═══ ENTRIES SHOWN ═══
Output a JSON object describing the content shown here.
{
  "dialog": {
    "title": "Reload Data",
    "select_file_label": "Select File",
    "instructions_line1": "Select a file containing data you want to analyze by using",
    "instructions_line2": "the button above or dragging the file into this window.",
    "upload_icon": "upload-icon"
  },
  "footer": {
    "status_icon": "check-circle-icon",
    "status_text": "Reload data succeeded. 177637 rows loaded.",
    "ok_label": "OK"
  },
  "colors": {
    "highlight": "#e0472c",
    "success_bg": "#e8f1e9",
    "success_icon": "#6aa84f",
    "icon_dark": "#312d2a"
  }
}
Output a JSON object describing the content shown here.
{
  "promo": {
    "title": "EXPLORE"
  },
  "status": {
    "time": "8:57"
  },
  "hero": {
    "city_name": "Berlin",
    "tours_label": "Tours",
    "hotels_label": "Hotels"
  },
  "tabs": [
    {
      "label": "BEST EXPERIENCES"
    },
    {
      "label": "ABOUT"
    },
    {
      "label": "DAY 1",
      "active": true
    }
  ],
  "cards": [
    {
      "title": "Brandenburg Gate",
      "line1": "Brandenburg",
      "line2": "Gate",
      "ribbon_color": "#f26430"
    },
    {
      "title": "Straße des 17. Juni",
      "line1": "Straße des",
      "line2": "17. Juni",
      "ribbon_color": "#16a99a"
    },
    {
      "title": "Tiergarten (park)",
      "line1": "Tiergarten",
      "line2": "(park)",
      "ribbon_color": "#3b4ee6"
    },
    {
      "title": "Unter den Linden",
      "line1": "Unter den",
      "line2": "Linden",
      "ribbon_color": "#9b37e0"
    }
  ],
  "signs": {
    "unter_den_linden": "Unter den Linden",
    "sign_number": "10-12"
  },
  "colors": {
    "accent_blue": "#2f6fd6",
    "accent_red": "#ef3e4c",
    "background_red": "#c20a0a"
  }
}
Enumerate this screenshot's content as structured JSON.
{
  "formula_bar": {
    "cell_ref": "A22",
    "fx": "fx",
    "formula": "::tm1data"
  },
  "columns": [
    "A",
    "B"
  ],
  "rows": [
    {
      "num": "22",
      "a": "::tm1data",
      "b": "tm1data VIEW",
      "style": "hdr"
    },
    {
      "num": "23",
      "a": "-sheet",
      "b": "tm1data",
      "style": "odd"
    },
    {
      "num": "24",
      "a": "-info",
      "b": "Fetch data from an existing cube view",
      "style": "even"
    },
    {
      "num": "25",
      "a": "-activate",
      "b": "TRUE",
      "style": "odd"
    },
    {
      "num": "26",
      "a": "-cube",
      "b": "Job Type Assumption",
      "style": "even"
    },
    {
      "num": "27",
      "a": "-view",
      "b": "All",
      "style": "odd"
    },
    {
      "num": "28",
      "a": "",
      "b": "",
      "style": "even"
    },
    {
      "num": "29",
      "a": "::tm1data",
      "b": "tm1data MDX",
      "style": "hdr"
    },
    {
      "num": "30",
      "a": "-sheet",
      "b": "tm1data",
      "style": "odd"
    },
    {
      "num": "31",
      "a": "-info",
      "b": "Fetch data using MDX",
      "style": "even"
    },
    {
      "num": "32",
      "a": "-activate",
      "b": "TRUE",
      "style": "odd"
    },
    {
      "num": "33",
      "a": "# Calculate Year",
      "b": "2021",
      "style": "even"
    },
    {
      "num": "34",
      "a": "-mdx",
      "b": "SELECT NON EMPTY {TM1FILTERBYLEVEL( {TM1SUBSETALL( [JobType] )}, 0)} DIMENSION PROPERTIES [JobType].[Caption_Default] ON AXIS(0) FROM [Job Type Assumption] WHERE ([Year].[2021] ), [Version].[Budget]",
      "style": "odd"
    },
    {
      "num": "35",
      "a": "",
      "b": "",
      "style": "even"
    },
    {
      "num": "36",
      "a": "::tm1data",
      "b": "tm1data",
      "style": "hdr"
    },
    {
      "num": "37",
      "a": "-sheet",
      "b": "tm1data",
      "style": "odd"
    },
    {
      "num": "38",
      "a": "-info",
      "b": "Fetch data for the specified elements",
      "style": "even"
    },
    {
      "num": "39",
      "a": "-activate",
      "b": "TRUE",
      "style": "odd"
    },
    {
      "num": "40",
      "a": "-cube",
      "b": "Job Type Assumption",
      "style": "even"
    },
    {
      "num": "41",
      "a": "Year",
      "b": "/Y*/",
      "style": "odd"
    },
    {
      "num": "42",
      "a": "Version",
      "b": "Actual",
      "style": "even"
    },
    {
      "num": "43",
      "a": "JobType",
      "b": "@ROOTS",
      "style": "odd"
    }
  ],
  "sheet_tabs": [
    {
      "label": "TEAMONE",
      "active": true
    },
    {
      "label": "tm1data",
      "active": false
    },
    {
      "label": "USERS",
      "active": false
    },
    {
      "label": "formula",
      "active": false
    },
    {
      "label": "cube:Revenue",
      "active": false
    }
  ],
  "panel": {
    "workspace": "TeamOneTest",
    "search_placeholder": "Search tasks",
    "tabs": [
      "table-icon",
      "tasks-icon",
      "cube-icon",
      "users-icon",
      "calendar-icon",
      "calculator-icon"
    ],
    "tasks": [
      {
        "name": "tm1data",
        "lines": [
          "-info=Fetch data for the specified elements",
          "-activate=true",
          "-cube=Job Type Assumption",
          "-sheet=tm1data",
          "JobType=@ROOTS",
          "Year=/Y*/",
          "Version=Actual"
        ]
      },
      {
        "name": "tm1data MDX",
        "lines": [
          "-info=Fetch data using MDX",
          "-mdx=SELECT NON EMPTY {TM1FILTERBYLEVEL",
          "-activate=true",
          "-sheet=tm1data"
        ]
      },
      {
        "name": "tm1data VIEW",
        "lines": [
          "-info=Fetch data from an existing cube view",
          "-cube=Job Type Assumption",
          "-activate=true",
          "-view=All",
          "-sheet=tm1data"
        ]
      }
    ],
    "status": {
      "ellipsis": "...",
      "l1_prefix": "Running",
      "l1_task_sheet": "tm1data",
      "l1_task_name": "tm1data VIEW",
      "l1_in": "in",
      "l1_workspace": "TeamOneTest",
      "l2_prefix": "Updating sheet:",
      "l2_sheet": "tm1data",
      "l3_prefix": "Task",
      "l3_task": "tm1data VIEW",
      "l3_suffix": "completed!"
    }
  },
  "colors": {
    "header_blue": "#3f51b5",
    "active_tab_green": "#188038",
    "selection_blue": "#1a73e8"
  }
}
═══
== WORK TO DO ==
Search the listing above for the string "TeamOneTest". Copy every line that contains it.

== RESPONSE TO THIS TASK ==
    "workspace": "TeamOneTest",
      "l1_workspace": "TeamOneTest",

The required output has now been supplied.